__Information provided__
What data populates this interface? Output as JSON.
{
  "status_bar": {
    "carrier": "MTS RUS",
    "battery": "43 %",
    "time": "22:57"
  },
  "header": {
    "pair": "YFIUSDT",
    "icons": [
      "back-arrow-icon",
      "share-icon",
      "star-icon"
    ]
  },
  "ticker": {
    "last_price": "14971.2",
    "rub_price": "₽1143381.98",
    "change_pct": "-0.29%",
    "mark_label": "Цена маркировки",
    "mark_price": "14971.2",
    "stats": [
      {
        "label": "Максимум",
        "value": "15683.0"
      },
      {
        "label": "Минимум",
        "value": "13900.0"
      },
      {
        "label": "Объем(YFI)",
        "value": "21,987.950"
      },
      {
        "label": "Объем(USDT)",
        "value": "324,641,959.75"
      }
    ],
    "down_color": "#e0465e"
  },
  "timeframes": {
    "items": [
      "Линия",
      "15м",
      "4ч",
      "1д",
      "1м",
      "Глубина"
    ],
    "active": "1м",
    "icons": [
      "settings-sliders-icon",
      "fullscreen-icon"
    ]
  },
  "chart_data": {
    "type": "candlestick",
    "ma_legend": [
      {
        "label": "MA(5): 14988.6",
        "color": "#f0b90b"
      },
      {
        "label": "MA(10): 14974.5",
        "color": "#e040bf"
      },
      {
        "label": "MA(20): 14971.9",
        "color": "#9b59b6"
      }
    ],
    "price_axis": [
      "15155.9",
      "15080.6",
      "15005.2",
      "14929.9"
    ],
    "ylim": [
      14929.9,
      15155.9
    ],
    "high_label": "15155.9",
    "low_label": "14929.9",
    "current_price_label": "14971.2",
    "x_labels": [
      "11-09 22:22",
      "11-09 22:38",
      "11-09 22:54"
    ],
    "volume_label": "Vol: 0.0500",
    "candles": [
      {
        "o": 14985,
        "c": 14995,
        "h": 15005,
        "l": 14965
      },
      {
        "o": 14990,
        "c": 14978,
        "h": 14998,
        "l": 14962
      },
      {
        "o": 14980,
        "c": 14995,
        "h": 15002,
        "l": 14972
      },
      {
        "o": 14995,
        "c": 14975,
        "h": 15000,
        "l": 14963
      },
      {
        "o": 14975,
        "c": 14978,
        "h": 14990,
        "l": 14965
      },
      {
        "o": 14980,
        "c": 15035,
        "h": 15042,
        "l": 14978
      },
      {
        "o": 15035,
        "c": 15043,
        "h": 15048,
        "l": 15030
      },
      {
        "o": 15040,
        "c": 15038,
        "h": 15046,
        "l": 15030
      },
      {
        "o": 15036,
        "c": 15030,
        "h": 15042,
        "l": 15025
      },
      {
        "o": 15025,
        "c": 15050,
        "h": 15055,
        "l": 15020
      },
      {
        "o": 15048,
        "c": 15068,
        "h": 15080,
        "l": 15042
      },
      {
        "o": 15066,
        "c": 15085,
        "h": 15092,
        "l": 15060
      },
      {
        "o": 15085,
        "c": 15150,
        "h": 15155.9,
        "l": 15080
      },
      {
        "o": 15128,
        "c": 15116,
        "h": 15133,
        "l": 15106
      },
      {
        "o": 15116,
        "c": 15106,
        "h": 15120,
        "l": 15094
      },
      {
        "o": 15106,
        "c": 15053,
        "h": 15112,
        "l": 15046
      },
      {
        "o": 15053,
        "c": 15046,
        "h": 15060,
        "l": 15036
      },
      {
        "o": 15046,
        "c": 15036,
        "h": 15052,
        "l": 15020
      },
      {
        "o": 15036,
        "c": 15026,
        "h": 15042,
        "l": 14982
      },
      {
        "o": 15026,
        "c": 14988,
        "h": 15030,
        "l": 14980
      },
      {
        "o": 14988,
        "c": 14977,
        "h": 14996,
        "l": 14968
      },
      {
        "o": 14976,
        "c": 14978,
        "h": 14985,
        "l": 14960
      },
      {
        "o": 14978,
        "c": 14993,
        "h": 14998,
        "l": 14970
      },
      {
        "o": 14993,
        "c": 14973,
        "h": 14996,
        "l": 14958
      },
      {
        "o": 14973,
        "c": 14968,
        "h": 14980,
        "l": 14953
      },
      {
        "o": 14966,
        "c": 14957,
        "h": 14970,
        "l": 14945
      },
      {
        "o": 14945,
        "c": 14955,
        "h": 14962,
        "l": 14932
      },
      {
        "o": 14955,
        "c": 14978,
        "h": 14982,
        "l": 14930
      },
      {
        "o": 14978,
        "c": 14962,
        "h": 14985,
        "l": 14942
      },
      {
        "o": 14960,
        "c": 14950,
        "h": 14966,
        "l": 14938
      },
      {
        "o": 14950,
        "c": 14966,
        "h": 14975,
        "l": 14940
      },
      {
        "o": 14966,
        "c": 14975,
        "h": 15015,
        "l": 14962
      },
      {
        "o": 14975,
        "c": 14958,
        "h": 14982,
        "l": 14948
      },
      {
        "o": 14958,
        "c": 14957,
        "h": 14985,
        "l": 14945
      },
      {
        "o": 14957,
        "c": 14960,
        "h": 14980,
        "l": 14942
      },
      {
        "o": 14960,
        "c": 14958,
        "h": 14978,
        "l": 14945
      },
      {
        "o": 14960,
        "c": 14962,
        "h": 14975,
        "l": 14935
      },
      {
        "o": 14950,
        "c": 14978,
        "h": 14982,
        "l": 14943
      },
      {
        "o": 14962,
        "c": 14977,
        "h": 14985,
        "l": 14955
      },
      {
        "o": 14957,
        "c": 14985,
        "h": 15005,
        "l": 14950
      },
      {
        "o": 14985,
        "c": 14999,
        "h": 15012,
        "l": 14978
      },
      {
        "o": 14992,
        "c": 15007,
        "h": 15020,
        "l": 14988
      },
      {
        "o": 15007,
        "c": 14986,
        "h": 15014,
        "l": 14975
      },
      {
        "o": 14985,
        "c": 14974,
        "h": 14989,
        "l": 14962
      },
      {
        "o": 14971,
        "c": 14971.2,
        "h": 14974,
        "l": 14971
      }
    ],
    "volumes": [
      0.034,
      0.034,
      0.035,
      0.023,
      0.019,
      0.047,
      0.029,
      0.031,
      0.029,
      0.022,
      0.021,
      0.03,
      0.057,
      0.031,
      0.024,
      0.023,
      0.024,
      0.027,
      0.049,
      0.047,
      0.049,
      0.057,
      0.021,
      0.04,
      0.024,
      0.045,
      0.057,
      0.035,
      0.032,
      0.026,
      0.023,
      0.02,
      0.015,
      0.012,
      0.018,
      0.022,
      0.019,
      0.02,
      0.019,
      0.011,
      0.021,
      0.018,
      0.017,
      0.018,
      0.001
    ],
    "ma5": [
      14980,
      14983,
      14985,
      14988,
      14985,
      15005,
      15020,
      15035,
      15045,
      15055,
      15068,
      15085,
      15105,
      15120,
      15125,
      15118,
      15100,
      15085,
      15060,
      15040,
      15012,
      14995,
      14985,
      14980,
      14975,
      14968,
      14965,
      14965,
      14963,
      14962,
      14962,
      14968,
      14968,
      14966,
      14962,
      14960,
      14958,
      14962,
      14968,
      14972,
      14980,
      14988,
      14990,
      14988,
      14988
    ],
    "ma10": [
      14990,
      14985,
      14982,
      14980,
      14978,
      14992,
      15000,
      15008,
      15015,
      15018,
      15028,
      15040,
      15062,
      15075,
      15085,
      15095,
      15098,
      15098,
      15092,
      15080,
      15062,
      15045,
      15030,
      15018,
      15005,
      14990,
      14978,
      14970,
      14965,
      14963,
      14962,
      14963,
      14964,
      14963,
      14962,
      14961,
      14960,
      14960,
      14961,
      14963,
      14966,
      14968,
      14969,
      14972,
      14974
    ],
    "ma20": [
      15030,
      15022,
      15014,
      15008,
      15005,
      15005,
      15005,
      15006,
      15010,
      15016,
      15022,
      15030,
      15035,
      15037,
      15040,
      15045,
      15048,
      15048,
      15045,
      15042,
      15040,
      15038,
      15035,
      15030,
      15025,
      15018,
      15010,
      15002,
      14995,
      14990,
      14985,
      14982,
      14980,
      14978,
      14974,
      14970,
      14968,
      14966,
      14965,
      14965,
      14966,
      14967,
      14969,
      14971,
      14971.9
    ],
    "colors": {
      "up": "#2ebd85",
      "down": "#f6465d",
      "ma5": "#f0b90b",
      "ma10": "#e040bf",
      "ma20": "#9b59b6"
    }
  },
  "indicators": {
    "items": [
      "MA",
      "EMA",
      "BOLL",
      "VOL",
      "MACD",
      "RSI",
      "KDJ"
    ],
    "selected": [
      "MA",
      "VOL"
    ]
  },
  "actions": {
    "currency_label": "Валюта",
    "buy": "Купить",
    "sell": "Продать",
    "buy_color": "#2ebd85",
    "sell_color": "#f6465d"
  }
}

__Written request__
Collect each line containing the string "value".

__Response to the task__
        "value": "15683.0"
        "value": "13900.0"
        "value": "21,987.950"
        "value": "324,641,959.75"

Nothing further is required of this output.